(Dataset entries on figures)
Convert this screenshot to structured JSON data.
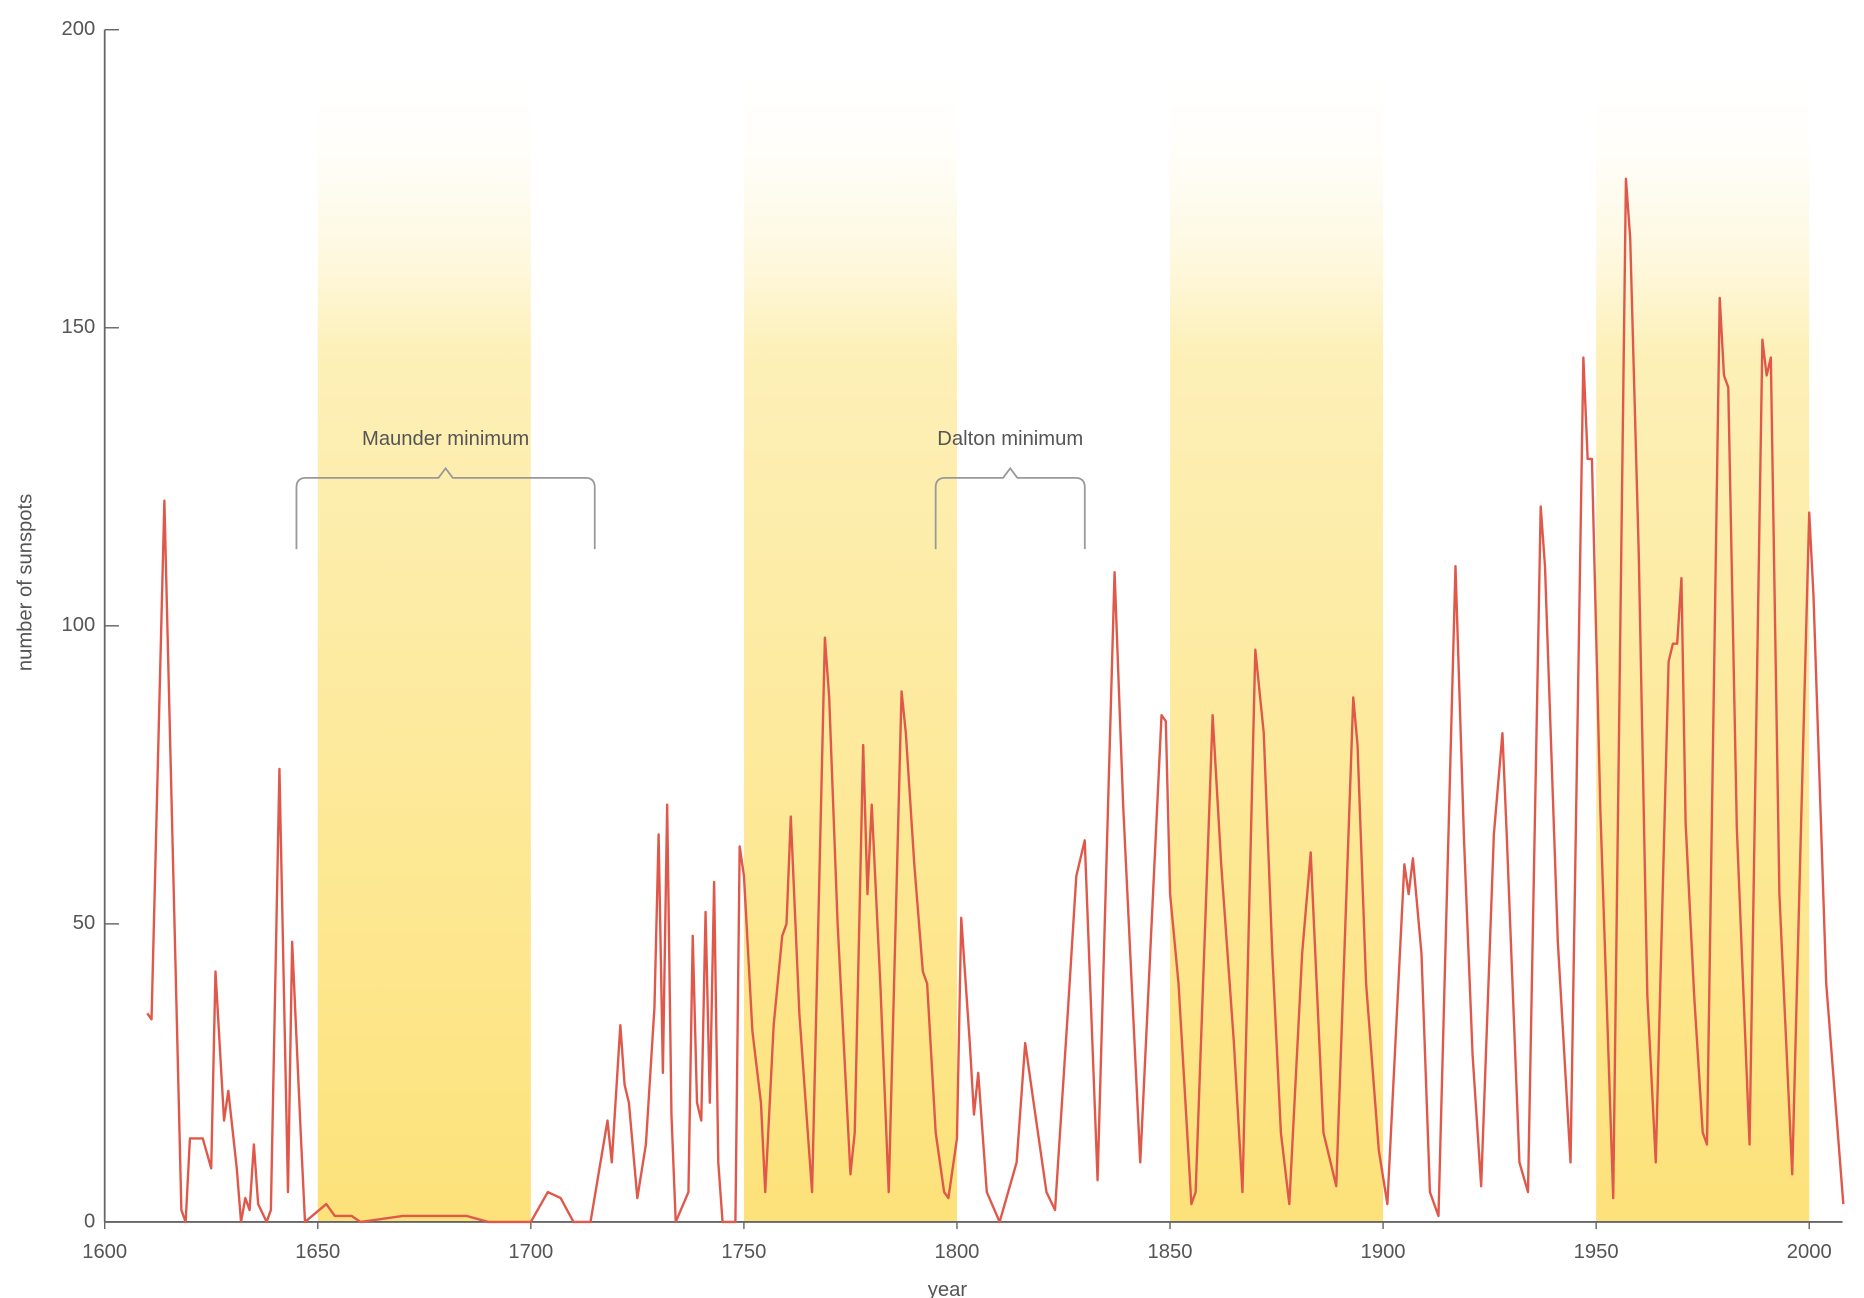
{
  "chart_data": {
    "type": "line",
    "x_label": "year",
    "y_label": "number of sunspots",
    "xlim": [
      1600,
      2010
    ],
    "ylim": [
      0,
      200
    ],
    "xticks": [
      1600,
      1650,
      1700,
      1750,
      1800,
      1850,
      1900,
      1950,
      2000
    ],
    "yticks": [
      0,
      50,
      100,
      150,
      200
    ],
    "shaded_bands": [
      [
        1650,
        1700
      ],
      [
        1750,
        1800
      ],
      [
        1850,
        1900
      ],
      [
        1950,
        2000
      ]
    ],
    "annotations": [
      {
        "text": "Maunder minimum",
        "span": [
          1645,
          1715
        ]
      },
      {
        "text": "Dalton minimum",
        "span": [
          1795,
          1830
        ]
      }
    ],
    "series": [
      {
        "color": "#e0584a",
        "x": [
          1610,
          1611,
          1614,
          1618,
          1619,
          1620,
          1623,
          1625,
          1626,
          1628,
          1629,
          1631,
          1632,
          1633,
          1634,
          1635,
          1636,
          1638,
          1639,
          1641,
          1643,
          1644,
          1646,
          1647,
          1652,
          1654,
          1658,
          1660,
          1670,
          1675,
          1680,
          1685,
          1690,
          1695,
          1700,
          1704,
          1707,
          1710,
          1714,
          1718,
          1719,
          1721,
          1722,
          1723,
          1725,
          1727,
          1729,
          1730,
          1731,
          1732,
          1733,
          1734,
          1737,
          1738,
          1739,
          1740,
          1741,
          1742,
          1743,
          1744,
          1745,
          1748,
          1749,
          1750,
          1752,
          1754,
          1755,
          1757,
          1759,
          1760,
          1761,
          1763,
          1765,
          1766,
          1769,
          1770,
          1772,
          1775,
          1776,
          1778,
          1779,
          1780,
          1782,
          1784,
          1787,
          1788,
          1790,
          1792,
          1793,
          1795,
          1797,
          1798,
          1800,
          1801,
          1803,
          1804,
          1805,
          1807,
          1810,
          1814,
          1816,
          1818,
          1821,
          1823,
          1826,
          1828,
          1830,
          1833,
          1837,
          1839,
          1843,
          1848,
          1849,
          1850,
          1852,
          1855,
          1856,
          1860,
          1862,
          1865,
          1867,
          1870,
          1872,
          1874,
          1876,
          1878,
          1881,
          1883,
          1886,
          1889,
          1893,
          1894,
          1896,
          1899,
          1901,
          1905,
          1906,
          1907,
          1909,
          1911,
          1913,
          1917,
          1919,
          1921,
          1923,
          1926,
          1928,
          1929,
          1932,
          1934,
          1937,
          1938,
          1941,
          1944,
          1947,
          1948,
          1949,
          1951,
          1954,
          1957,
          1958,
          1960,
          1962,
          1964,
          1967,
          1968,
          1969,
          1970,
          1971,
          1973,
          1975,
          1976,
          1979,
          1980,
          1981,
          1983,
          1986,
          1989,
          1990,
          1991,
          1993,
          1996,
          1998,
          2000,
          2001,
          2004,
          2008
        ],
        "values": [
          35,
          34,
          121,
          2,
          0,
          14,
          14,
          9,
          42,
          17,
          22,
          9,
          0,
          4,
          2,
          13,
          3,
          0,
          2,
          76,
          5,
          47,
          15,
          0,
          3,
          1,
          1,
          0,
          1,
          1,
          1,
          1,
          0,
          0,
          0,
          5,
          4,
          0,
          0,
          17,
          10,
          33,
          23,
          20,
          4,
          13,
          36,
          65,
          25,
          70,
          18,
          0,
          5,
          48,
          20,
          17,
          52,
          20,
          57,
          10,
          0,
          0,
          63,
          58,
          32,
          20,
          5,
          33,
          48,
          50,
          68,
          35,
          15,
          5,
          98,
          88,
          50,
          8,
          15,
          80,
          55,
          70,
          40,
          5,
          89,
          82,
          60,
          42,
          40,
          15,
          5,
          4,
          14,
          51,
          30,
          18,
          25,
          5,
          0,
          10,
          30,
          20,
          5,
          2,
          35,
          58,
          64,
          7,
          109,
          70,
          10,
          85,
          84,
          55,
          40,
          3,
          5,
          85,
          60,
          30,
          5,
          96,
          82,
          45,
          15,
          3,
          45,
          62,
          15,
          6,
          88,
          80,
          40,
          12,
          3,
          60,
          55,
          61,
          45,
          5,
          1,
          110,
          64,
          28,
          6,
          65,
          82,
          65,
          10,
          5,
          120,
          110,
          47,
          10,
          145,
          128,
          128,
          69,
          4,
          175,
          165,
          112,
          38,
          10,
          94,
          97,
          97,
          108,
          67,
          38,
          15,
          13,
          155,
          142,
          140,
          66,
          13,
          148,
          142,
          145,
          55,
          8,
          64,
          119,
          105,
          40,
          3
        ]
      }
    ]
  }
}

Problem to solve: Return all lines with the word "text" in them.

Reply:
        "text": "Maunder minimum",
        "text": "Dalton minimum",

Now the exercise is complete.